**DATASET**:

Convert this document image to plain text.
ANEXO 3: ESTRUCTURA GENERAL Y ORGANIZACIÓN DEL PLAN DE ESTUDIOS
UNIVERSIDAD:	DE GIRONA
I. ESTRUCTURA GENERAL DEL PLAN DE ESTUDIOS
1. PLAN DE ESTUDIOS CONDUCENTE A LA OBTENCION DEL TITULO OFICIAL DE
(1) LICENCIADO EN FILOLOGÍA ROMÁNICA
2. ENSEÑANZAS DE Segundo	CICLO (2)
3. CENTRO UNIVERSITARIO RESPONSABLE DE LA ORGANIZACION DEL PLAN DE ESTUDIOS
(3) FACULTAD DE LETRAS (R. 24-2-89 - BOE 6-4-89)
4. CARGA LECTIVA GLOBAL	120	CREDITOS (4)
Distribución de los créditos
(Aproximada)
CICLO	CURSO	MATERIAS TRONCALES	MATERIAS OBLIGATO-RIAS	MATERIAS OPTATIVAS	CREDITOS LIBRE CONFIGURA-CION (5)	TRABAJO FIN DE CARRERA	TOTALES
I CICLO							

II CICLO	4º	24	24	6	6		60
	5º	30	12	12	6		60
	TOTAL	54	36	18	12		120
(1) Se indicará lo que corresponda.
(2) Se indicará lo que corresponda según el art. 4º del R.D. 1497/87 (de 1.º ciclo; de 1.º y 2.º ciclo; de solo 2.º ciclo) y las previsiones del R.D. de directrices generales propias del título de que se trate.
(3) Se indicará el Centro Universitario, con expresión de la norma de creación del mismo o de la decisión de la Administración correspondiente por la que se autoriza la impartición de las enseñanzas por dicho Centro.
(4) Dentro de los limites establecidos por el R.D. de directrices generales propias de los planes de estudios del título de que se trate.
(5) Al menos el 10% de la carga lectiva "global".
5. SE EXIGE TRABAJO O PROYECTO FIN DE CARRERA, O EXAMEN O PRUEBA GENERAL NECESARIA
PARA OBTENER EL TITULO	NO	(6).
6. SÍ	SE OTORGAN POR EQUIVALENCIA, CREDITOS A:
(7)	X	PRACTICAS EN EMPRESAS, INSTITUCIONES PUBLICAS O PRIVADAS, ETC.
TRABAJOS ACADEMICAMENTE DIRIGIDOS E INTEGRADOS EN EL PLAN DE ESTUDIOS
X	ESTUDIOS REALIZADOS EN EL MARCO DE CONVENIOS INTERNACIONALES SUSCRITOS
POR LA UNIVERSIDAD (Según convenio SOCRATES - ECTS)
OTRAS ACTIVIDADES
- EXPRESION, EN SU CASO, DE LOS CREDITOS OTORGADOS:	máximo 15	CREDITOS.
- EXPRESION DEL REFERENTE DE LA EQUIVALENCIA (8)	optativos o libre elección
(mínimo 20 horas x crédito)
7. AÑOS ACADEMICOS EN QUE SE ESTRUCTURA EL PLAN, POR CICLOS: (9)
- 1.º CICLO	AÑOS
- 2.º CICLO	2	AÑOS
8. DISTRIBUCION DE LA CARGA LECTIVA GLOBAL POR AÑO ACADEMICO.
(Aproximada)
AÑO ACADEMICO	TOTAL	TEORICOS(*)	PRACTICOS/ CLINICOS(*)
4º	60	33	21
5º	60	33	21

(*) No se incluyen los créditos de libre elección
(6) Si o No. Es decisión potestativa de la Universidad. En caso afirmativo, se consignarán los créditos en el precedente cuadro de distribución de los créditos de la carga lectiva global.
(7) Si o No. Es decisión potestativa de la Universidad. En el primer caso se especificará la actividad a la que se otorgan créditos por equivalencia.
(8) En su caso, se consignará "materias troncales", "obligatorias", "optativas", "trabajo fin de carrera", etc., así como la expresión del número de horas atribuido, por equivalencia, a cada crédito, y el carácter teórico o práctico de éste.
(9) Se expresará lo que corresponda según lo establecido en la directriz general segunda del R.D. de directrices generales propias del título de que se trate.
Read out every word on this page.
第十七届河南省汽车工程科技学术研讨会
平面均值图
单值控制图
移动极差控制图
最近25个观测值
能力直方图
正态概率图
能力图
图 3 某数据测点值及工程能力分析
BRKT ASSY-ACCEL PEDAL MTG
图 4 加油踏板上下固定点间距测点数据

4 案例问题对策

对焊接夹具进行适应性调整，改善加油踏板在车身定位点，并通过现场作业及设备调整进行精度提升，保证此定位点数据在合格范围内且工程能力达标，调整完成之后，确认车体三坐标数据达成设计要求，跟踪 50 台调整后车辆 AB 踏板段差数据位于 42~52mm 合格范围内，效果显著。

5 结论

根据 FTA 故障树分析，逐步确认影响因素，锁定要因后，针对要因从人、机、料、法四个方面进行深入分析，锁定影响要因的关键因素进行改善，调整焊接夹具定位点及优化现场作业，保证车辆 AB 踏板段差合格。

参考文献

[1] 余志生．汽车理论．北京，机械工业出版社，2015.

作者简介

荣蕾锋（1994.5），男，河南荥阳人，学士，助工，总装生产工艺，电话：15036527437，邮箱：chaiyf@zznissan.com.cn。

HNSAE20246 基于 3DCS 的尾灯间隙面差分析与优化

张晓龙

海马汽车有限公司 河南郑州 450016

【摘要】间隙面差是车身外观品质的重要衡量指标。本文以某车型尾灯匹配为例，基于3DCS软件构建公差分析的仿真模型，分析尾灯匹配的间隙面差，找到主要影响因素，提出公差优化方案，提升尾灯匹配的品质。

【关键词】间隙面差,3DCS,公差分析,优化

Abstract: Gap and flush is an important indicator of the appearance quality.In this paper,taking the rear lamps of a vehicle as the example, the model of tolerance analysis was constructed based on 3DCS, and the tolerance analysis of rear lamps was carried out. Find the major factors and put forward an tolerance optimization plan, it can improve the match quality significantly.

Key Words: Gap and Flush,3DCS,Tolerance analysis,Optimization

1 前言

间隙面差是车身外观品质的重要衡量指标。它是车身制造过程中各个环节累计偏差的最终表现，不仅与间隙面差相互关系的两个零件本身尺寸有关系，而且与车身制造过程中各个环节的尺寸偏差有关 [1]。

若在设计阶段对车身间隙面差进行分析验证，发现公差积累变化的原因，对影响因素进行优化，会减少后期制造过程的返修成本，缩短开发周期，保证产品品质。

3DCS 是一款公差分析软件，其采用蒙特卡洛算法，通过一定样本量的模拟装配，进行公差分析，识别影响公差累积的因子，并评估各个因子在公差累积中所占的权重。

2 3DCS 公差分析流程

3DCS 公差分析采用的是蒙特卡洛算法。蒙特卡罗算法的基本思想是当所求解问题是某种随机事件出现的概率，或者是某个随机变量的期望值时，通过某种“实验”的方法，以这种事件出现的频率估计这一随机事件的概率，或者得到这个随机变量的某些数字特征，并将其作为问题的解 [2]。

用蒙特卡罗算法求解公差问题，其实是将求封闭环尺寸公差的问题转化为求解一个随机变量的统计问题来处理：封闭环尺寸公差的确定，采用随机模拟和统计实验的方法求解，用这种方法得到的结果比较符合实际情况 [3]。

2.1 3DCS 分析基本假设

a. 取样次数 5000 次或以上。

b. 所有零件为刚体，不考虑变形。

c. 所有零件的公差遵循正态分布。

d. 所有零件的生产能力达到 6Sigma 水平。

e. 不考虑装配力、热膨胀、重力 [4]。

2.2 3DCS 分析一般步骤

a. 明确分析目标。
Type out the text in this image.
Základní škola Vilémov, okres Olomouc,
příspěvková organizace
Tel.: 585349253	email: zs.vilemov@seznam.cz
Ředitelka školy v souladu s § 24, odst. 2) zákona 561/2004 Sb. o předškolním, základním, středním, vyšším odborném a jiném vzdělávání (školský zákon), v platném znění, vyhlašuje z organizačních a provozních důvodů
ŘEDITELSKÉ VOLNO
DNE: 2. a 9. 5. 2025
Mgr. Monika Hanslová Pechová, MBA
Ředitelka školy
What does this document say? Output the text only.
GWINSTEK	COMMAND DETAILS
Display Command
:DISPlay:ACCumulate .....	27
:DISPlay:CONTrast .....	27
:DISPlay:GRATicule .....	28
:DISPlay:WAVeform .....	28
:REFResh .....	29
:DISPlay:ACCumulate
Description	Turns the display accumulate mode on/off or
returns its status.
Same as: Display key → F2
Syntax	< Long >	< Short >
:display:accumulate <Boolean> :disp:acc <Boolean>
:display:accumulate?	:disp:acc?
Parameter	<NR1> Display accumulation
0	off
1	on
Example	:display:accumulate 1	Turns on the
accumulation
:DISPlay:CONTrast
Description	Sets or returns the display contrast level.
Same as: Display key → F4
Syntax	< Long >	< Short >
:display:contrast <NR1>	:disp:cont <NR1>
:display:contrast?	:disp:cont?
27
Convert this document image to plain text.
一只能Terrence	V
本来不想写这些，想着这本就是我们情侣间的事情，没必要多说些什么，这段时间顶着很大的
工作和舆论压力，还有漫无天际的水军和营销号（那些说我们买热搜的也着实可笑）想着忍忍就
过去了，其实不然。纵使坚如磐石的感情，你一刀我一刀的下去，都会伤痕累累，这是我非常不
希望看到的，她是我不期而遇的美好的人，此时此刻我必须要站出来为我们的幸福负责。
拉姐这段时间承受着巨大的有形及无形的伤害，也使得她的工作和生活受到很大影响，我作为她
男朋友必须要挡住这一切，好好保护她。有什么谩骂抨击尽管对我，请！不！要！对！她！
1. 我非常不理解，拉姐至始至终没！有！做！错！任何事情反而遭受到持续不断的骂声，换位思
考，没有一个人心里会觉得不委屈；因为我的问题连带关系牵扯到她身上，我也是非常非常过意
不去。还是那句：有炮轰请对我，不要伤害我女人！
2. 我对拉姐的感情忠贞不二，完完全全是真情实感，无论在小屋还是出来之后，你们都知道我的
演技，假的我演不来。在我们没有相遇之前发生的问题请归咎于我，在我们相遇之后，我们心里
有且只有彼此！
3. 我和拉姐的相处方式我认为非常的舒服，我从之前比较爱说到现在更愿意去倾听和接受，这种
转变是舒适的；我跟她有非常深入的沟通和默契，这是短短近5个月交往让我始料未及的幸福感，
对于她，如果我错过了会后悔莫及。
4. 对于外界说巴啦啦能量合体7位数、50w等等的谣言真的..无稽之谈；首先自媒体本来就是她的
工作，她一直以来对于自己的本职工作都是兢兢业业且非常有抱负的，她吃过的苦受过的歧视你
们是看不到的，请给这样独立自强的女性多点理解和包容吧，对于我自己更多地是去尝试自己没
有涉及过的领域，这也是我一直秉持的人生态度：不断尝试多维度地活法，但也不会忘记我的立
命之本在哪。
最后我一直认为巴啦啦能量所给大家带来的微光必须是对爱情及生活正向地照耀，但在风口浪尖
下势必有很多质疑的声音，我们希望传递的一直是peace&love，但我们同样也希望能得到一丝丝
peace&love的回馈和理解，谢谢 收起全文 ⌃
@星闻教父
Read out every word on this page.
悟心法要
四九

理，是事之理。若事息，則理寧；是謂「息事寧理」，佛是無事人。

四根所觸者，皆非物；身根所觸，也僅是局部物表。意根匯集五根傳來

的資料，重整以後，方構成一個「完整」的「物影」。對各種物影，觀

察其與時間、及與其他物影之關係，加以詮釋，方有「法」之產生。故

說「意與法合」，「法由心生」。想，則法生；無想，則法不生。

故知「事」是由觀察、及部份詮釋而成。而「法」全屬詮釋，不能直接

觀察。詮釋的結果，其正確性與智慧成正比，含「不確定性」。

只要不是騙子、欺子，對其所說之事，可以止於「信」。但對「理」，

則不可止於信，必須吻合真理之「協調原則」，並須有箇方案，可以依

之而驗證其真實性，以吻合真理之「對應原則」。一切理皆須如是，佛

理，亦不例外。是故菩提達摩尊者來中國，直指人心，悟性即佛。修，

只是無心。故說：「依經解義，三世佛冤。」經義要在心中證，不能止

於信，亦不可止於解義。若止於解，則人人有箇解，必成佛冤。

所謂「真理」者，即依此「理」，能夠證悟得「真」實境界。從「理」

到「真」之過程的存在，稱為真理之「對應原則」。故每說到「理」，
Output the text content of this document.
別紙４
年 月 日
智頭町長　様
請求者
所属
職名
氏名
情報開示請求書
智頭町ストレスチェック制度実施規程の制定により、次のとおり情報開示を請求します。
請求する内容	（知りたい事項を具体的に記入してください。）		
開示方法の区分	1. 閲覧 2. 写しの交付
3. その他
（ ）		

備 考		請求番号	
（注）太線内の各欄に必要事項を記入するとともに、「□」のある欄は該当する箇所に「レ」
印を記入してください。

**EXERCISE TASK**:
State how many lines of the listing above hold the word "Same", with nothing but the number.

**EXERCISE SOLUTION**:
2